## Required work
Quote exactly the lines from the one with "Read out every word on this page." to the end of the data, both included; omit the pictures.

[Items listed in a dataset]
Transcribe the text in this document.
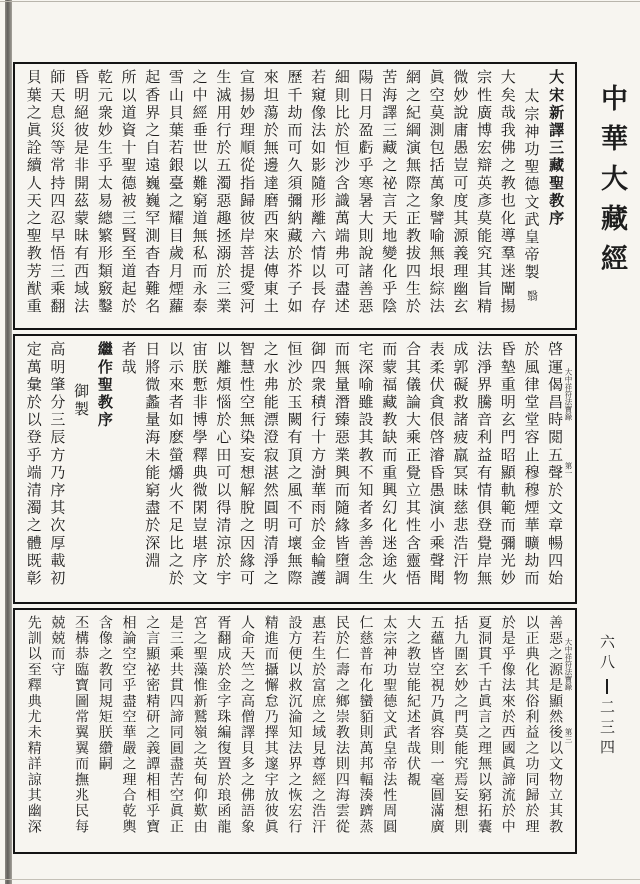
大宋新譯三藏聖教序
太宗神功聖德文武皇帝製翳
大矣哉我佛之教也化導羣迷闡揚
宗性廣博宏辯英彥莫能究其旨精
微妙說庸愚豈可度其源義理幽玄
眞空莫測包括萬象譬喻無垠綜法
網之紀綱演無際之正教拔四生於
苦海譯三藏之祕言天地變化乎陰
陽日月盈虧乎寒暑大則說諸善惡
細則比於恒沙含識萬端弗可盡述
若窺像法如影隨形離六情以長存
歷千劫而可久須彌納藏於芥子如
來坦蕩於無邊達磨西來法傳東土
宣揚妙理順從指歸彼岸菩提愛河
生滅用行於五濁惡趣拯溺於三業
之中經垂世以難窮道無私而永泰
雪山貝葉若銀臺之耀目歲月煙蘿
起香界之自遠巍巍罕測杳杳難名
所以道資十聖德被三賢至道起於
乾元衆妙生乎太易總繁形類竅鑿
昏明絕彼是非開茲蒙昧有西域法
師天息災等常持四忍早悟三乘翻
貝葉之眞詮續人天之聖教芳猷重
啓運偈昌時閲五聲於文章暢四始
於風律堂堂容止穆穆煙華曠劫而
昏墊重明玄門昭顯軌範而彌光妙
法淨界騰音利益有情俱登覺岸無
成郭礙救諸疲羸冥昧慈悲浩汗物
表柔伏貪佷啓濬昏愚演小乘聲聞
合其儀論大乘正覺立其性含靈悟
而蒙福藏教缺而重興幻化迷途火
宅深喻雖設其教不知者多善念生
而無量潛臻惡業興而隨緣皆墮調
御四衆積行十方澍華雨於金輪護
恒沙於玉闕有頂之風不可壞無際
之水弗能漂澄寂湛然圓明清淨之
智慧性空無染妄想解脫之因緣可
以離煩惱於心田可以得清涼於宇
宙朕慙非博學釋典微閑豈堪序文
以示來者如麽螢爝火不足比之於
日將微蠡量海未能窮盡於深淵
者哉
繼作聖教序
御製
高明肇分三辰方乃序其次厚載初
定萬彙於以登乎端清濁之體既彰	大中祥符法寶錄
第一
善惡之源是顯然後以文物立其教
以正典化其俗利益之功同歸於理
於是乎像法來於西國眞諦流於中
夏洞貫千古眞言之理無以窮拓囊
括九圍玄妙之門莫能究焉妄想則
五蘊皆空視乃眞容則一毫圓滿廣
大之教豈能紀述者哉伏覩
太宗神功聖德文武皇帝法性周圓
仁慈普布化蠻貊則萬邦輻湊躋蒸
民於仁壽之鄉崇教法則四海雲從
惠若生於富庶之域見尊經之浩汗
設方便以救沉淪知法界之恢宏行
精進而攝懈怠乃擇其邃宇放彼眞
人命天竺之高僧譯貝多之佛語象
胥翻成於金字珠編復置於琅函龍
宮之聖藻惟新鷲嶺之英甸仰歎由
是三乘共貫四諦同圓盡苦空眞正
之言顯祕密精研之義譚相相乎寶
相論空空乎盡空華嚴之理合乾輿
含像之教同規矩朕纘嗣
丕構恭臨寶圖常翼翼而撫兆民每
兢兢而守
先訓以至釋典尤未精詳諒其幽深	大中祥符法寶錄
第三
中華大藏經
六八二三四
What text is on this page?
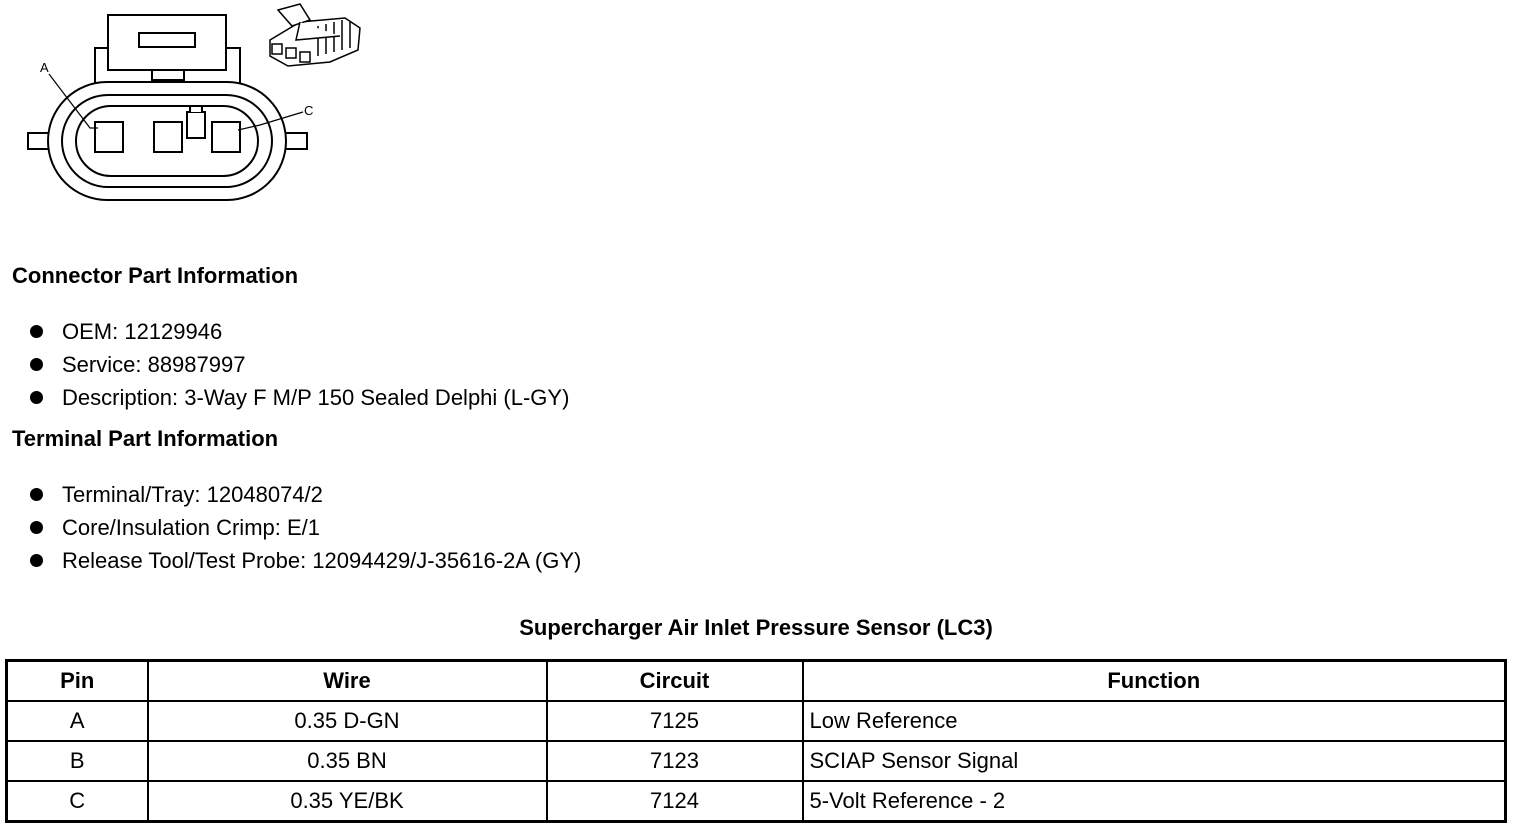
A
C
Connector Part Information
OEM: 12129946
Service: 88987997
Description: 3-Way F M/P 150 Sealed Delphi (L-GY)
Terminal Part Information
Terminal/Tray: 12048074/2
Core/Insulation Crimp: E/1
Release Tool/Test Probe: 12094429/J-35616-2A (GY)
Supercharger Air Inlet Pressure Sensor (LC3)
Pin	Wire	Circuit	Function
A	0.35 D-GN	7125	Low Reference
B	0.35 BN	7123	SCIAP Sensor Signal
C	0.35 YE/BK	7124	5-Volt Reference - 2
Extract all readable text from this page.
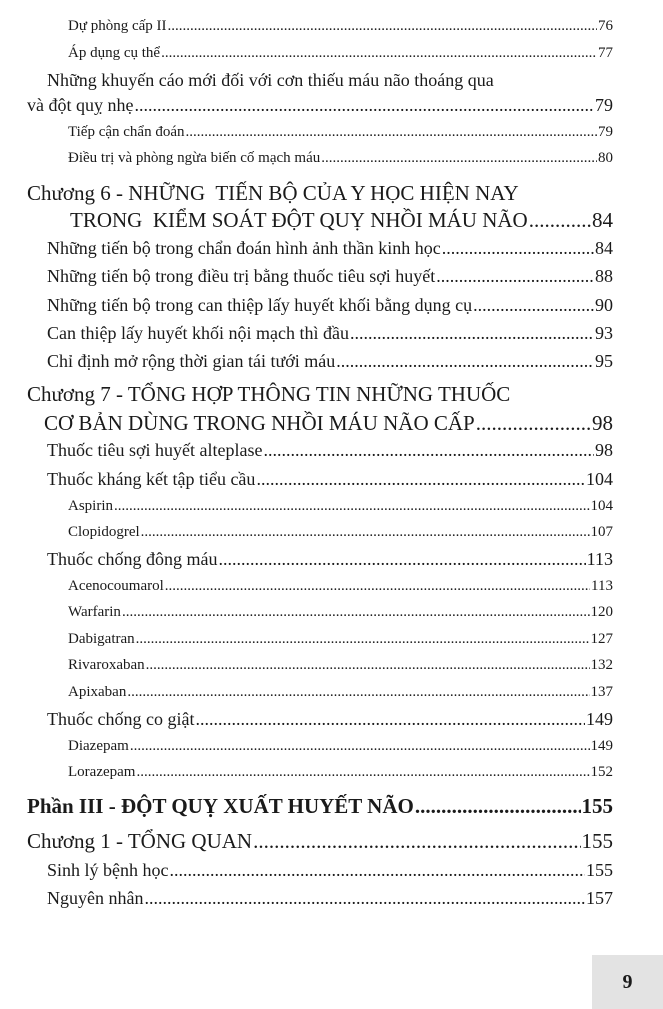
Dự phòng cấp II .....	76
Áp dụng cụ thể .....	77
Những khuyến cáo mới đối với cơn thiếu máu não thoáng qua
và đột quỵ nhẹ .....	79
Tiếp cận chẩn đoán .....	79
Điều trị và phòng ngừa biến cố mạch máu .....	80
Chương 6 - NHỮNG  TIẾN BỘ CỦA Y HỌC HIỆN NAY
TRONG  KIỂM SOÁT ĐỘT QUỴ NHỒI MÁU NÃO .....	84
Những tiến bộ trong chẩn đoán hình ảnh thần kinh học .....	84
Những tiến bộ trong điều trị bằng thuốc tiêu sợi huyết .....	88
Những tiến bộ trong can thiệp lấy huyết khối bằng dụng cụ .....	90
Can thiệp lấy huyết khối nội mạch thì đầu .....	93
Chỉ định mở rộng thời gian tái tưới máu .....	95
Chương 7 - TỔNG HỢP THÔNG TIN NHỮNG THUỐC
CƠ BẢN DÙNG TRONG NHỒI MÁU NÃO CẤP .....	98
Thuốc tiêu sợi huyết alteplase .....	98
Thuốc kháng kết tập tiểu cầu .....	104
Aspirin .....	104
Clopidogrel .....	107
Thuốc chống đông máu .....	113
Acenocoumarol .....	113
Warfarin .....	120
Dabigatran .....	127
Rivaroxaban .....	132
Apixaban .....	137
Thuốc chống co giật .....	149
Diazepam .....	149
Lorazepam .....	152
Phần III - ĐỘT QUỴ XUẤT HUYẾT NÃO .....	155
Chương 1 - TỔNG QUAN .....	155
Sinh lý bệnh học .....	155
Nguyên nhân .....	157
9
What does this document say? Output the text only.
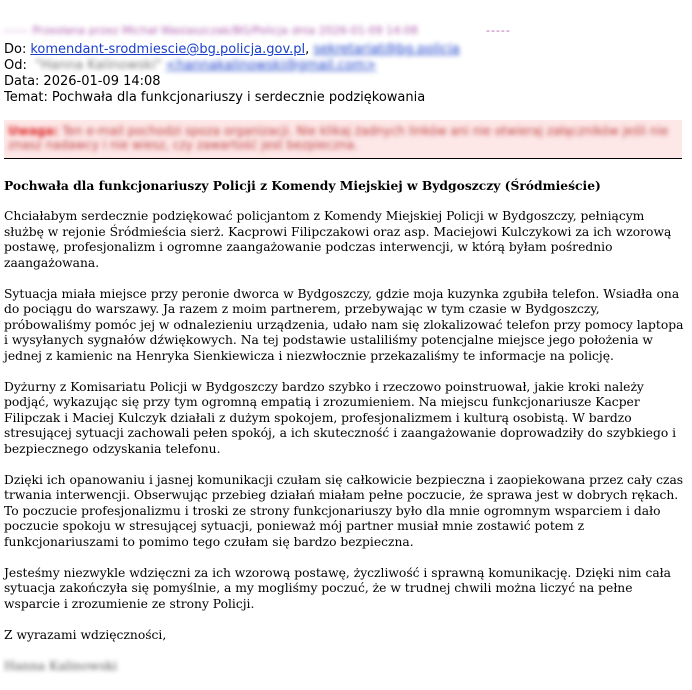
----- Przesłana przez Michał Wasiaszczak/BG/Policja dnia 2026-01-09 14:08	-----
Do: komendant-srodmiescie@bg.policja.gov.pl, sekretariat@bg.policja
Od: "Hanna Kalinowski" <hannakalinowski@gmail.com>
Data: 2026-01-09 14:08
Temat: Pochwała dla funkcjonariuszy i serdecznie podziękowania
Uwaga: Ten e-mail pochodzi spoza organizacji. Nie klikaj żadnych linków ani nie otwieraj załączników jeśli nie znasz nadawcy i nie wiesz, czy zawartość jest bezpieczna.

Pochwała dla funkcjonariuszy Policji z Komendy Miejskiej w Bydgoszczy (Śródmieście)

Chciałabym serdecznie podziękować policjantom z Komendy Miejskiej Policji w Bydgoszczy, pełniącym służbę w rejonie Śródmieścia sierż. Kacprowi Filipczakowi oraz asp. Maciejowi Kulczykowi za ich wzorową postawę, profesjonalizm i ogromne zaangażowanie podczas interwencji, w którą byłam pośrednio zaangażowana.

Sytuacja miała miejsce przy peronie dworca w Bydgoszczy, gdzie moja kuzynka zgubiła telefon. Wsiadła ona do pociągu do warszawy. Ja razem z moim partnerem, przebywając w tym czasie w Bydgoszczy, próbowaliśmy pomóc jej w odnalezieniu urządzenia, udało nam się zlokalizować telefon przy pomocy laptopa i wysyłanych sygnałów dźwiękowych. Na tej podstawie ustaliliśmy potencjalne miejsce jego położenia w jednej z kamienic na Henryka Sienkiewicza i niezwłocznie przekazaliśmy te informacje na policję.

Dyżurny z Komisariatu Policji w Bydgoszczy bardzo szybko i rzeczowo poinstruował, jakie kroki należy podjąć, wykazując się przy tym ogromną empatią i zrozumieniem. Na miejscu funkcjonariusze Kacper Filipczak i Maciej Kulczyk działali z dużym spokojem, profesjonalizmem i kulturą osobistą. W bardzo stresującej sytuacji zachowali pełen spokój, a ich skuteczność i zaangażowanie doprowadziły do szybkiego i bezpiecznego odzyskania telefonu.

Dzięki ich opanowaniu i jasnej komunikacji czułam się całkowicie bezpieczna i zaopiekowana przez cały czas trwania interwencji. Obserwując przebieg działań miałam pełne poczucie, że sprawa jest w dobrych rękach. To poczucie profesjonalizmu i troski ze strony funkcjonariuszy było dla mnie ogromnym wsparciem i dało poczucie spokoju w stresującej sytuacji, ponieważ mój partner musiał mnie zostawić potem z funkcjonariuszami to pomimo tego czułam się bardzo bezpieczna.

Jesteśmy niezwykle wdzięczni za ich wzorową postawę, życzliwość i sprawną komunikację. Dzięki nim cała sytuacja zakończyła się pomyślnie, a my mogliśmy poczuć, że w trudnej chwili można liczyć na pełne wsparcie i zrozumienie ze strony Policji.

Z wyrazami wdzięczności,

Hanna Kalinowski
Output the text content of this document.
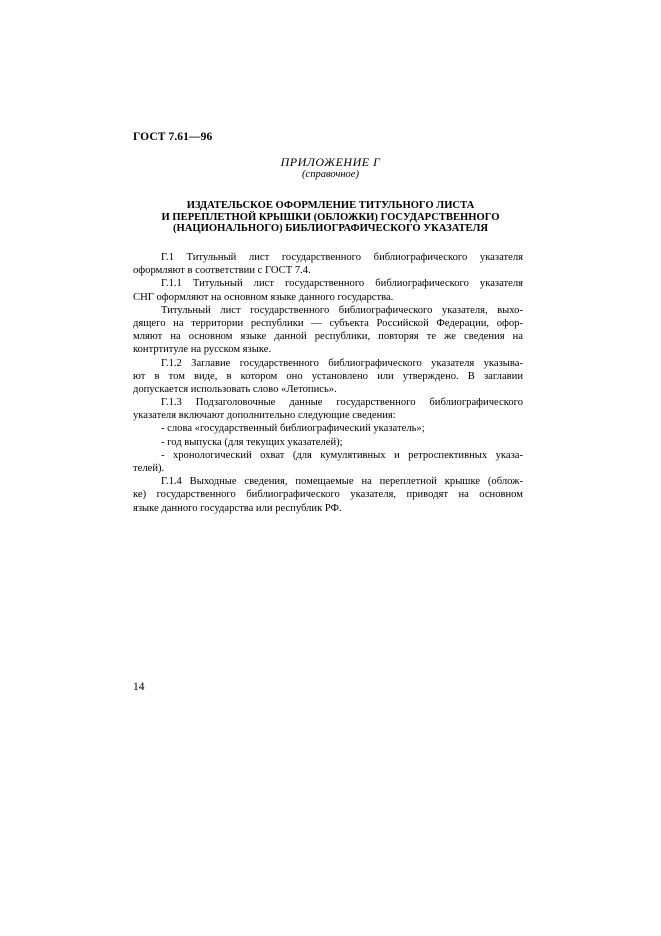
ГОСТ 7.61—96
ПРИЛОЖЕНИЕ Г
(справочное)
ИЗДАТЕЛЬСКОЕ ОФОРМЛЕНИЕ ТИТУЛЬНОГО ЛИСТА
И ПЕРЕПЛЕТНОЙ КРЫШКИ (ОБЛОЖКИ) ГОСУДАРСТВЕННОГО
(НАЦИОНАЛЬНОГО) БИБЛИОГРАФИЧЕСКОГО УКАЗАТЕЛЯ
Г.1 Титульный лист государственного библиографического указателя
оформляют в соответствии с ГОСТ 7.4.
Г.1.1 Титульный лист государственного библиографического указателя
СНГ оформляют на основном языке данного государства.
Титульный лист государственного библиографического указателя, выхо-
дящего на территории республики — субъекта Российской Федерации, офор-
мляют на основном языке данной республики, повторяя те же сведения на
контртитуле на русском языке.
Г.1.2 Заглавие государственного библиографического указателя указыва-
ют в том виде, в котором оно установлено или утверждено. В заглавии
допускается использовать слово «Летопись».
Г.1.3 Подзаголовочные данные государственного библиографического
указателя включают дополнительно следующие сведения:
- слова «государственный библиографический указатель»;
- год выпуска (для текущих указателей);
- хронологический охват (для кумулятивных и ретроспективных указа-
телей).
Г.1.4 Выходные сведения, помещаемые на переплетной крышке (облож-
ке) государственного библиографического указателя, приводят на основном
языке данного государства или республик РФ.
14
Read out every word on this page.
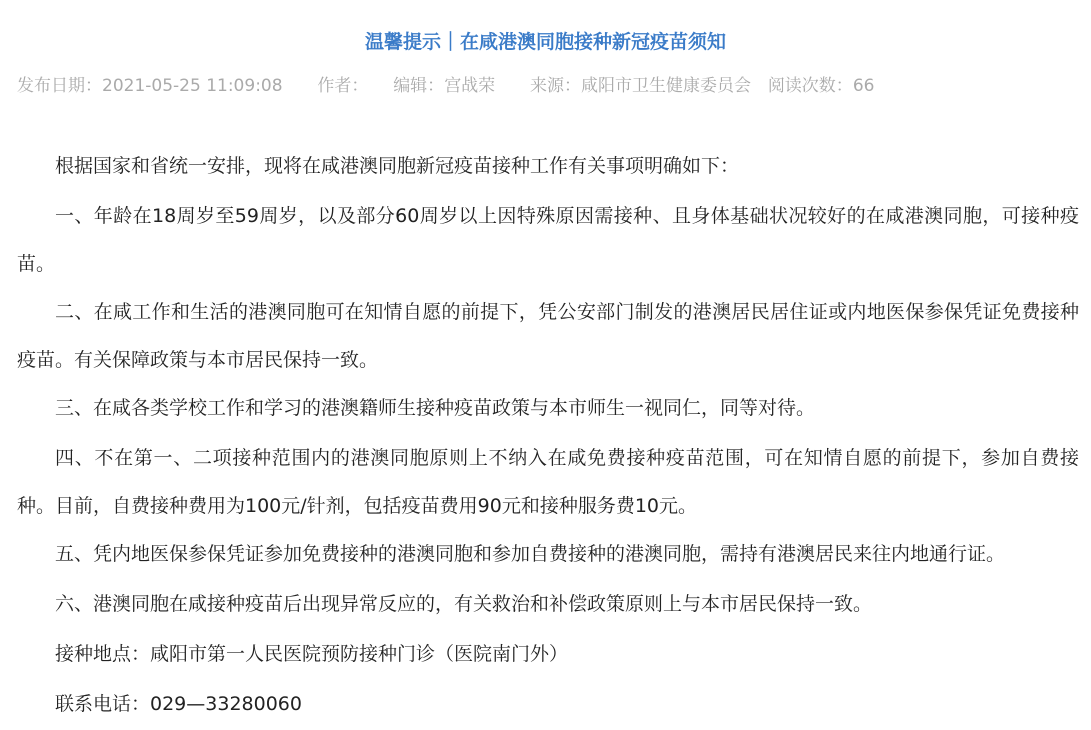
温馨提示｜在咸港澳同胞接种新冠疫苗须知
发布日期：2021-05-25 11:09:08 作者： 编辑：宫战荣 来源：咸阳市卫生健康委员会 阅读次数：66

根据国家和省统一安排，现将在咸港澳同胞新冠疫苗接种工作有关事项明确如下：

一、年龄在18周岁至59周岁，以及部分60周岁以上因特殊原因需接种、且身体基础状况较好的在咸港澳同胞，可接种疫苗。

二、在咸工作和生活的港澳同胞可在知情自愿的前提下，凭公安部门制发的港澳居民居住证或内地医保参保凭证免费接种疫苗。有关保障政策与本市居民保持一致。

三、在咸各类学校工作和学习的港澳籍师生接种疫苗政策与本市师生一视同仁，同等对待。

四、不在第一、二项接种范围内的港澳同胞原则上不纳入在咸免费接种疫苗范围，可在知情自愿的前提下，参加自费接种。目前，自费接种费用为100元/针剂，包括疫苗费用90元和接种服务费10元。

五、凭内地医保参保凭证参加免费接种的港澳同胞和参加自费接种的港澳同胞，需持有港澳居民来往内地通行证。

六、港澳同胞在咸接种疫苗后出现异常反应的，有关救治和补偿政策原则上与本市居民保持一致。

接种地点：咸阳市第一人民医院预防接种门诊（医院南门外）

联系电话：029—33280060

## Reply to the exercise
Read out every word on this page.
温馨提示｜在咸港澳同胞接种新冠疫苗须知
发布日期：2021-05-25 11:09:08 作者： 编辑：宫战荣 来源：咸阳市卫生健康委员会 阅读次数：66

根据国家和省统一安排，现将在咸港澳同胞新冠疫苗接种工作有关事项明确如下：

一、年龄在18周岁至59周岁，以及部分60周岁以上因特殊原因需接种、且身体基础状况较好的在咸港澳同胞，可接种疫苗。

二、在咸工作和生活的港澳同胞可在知情自愿的前提下，凭公安部门制发的港澳居民居住证或内地医保参保凭证免费接种疫苗。有关保障政策与本市居民保持一致。

三、在咸各类学校工作和学习的港澳籍师生接种疫苗政策与本市师生一视同仁，同等对待。

四、不在第一、二项接种范围内的港澳同胞原则上不纳入在咸免费接种疫苗范围，可在知情自愿的前提下，参加自费接种。目前，自费接种费用为100元/针剂，包括疫苗费用90元和接种服务费10元。

五、凭内地医保参保凭证参加免费接种的港澳同胞和参加自费接种的港澳同胞，需持有港澳居民来往内地通行证。

六、港澳同胞在咸接种疫苗后出现异常反应的，有关救治和补偿政策原则上与本市居民保持一致。

接种地点：咸阳市第一人民医院预防接种门诊（医院南门外）

联系电话：029—33280060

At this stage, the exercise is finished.